Text:
------------
MediaLab@FAU Partnership with PolCom, Mainstreet Sees Polls Published
MediaLab@FAU's Christian Gangan interviews Marshall Morgan, the CEO of MMJ Health, at an event in West Palm Beach in April (Photo by Reese Handley, also a MediaLab student).
Florida Atlantic University’s MediaLab@FAU has seen continued success obtaining coverage for its students’ original reporting. The program recently partnered with the FAU Political Communication and Public Opinion Research Lab (PolCom Lab) and Mainstreet Research USA, resulting in timely polls that have been published in several media outlets, including the Miami Herald, Sun Sentinel and WLRN.
MediaLab@FAU is a faculty-led and student-powered community reporting journalism initiative, and part of a special topics course housed in the School of Communication and Multimedia Studies within the Dorothy F. Schmidt College of Arts and Letters.
Christian Gangan and Morgan Harms, both seniors majoring in multimedia studies, are part of the team of students to lead this successful initiative.
“My inspiration of getting involved with MediaLab all started because of professor Ilene Prusher,” said Gangan. “She’s very open-minded and will let you write anything you want if you pitch it to her. When the opportunity came to participate in polling, I was pretty curious about the answers we would get. I was always thinking how to make the question better or make it easy to read for the person answering.”
Gangan’s future aspirations include working for sports media. Harms, who is already a freelance writer and intern for Miami Living Magazine, hopes to continue writing for the publication and others while preparing to apply to graduate schools.
“I got involved with MediaLab for a couple of reasons, primarily because I wanted more experience in news reporting, and it seemed like such a great opportunity to do so,” Harms said. “I also think professor Prusher is an amazing teacher and mentor, and I really wanted to learn from her for another semester. I thought the idea of conducting a poll was really interesting. I’d never been a part of something like that before, and I know it’s very possible that I won't have the opportunity to do something like that again.”
Recent polling stories picked up by outside outlets include “Floridians say hurricanes worsening due to climate change. Trump Republicans agree, says poll,” and following the recent shooting at Florida State University, “80% of Floridians oppose reverting to pre-Parkland gun laws, poll finds.”
------------
Bounding box prediction data:

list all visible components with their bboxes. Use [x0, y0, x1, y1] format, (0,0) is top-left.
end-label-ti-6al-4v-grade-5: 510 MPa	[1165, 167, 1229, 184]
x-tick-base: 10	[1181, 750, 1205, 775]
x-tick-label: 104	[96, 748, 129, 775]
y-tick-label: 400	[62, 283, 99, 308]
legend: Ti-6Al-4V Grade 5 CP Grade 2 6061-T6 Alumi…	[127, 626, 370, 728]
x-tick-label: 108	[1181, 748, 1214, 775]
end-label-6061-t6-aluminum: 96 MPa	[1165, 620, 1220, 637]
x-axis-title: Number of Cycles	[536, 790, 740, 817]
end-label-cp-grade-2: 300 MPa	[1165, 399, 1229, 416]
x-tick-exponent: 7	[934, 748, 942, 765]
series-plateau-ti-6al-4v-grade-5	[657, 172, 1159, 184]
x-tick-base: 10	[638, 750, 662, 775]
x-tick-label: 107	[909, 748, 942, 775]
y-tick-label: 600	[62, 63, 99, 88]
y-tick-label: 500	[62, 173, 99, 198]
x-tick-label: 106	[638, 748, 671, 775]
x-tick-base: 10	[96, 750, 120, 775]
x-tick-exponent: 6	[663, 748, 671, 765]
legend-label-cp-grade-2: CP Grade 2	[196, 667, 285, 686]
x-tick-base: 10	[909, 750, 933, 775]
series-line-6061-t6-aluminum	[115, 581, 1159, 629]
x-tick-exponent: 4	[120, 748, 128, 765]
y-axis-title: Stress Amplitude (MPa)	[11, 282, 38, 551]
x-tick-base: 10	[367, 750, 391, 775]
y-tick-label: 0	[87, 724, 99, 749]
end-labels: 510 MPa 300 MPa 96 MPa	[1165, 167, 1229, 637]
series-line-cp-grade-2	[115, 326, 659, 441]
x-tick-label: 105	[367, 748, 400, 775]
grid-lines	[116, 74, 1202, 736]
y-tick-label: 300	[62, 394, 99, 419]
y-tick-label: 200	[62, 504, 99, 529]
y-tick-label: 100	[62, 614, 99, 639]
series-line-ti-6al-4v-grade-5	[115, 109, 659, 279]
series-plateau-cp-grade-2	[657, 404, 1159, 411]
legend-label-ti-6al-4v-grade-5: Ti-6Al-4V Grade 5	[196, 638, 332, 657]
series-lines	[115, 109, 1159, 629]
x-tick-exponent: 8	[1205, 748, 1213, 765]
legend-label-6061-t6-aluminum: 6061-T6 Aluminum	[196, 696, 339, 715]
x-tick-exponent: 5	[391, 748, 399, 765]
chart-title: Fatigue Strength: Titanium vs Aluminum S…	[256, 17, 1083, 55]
------------
Apply what you read:
A) Rename "student-powered" to "student-driven" in the MediaLab@FAU article, starting at "MediaLab@FAU is a" and ending at "Arts and Letters.", and write out the revised passage.
B) Extend the MediaLab@FAU article beyond its final sentence.
The listing stands apart from the MediaLab@FAU article and is unrelated to it.

Task responses:
A)
MediaLab@FAU is a faculty-led and student-driven community reporting journalism initiative, and part of a special topics course housed in the School of Communication and Multimedia Studies within the Dorothy F. Schmidt College of Arts and Letters.

B)
“This has been an incredibly exciting experience because it’s given our students the ability to put their heads together in the newsroom and ask, beyond the usual horse race coverage we often see during election time, what really matters to Floridians across the state, across many demographic groups,” said Prusher, multimedia journalism senior instructor and founder of the MediaLab program, as well as its digital director. “I led the students in a brainstorming session to come up with the questions they felt it most important to ask now: What would we most like to ask to get a better picture of where Floridians are on various issues?”
Kevin Wagner, Ph.D., FAU professor of political science and co-director of the PolCom Lab, helped to streamline the polling process.
“Working with the MediaLab team gave our students an opportunity to apply the methods of political science in a real-world, collaborative setting,” he said. “It was exciting to see them engage critically with question design, sampling and interpretation – skills that are essential in both politics and journalism. What made this project so meaningful was the chance for students to see how their academic work could contribute directly to public understanding. They weren’t just learning about polling; they were learning how to inform democratic discourse. It's part of bringing our classrooms into the larger world.”
Prusher also believes the collaboration will help the students further down the line.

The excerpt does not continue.